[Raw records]
☆ ☆ ☆ ☆
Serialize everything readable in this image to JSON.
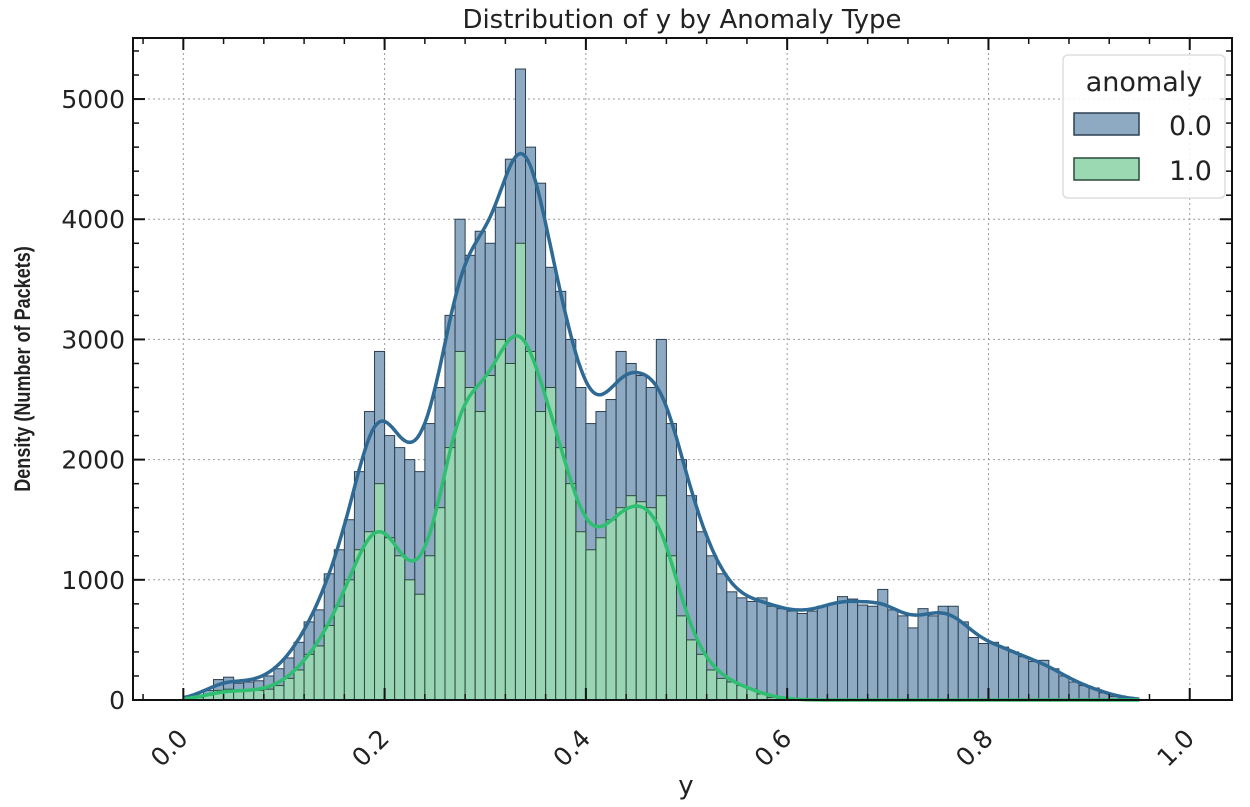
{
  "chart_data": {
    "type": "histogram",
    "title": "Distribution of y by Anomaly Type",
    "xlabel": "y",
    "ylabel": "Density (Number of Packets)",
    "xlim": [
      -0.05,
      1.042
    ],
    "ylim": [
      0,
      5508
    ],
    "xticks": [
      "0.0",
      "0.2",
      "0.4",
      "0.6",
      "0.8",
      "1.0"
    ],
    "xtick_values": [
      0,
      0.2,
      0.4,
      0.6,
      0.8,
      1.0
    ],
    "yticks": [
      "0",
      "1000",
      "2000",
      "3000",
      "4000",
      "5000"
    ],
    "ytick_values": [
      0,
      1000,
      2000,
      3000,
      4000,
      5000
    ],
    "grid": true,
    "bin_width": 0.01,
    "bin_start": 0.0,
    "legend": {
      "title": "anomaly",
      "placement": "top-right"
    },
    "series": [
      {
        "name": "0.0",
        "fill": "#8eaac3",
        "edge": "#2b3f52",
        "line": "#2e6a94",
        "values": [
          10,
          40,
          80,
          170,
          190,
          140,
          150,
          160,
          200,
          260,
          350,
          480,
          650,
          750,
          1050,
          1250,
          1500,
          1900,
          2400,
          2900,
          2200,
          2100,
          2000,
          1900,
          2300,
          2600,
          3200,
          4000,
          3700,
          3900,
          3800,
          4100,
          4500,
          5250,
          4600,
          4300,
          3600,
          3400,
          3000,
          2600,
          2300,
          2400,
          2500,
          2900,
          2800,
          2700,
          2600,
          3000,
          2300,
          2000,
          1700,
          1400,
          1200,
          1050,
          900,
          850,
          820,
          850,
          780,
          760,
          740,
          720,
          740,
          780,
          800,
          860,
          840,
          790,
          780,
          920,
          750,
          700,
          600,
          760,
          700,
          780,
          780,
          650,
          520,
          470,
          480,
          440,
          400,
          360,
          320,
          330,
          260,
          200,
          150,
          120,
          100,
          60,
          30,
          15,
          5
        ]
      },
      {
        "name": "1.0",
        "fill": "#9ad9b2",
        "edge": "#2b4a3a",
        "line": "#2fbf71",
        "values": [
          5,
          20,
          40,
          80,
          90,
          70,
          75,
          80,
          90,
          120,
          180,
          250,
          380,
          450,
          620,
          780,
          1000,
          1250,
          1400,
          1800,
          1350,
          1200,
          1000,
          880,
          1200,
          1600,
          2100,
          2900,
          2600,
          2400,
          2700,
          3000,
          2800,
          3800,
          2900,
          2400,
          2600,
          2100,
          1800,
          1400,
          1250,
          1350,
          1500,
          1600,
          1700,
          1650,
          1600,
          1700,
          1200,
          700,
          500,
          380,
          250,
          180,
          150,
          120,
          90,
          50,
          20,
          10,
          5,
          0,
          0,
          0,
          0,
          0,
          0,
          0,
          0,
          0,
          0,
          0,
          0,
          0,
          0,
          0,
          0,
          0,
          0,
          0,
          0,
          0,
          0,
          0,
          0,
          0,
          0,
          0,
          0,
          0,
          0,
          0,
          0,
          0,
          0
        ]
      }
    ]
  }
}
☆ ☆ ☆ ☆
== Exercise ==
Transcribe the complete set of entries verbatim. No pictures belong in the copy.

== Finished exercise ==
Serialize everything readable in this image to JSON.
{
  "chart_data": {
    "type": "histogram",
    "title": "Distribution of y by Anomaly Type",
    "xlabel": "y",
    "ylabel": "Density (Number of Packets)",
    "xlim": [
      -0.05,
      1.042
    ],
    "ylim": [
      0,
      5508
    ],
    "xticks": [
      "0.0",
      "0.2",
      "0.4",
      "0.6",
      "0.8",
      "1.0"
    ],
    "xtick_values": [
      0,
      0.2,
      0.4,
      0.6,
      0.8,
      1.0
    ],
    "yticks": [
      "0",
      "1000",
      "2000",
      "3000",
      "4000",
      "5000"
    ],
    "ytick_values": [
      0,
      1000,
      2000,
      3000,
      4000,
      5000
    ],
    "grid": true,
    "bin_width": 0.01,
    "bin_start": 0.0,
    "legend": {
      "title": "anomaly",
      "placement": "top-right"
    },
    "series": [
      {
        "name": "0.0",
        "fill": "#8eaac3",
        "edge": "#2b3f52",
        "line": "#2e6a94",
        "values": [
          10,
          40,
          80,
          170,
          190,
          140,
          150,
          160,
          200,
          260,
          350,
          480,
          650,
          750,
          1050,
          1250,
          1500,
          1900,
          2400,
          2900,
          2200,
          2100,
          2000,
          1900,
          2300,
          2600,
          3200,
          4000,
          3700,
          3900,
          3800,
          4100,
          4500,
          5250,
          4600,
          4300,
          3600,
          3400,
          3000,
          2600,
          2300,
          2400,
          2500,
          2900,
          2800,
          2700,
          2600,
          3000,
          2300,
          2000,
          1700,
          1400,
          1200,
          1050,
          900,
          850,
          820,
          850,
          780,
          760,
          740,
          720,
          740,
          780,
          800,
          860,
          840,
          790,
          780,
          920,
          750,
          700,
          600,
          760,
          700,
          780,
          780,
          650,
          520,
          470,
          480,
          440,
          400,
          360,
          320,
          330,
          260,
          200,
          150,
          120,
          100,
          60,
          30,
          15,
          5
        ]
      },
      {
        "name": "1.0",
        "fill": "#9ad9b2",
        "edge": "#2b4a3a",
        "line": "#2fbf71",
        "values": [
          5,
          20,
          40,
          80,
          90,
          70,
          75,
          80,
          90,
          120,
          180,
          250,
          380,
          450,
          620,
          780,
          1000,
          1250,
          1400,
          1800,
          1350,
          1200,
          1000,
          880,
          1200,
          1600,
          2100,
          2900,
          2600,
          2400,
          2700,
          3000,
          2800,
          3800,
          2900,
          2400,
          2600,
          2100,
          1800,
          1400,
          1250,
          1350,
          1500,
          1600,
          1700,
          1650,
          1600,
          1700,
          1200,
          700,
          500,
          380,
          250,
          180,
          150,
          120,
          90,
          50,
          20,
          10,
          5,
          0,
          0,
          0,
          0,
          0,
          0,
          0,
          0,
          0,
          0,
          0,
          0,
          0,
          0,
          0,
          0,
          0,
          0,
          0,
          0,
          0,
          0,
          0,
          0,
          0,
          0,
          0,
          0,
          0,
          0,
          0,
          0,
          0,
          0
        ]
      }
    ]
  }
}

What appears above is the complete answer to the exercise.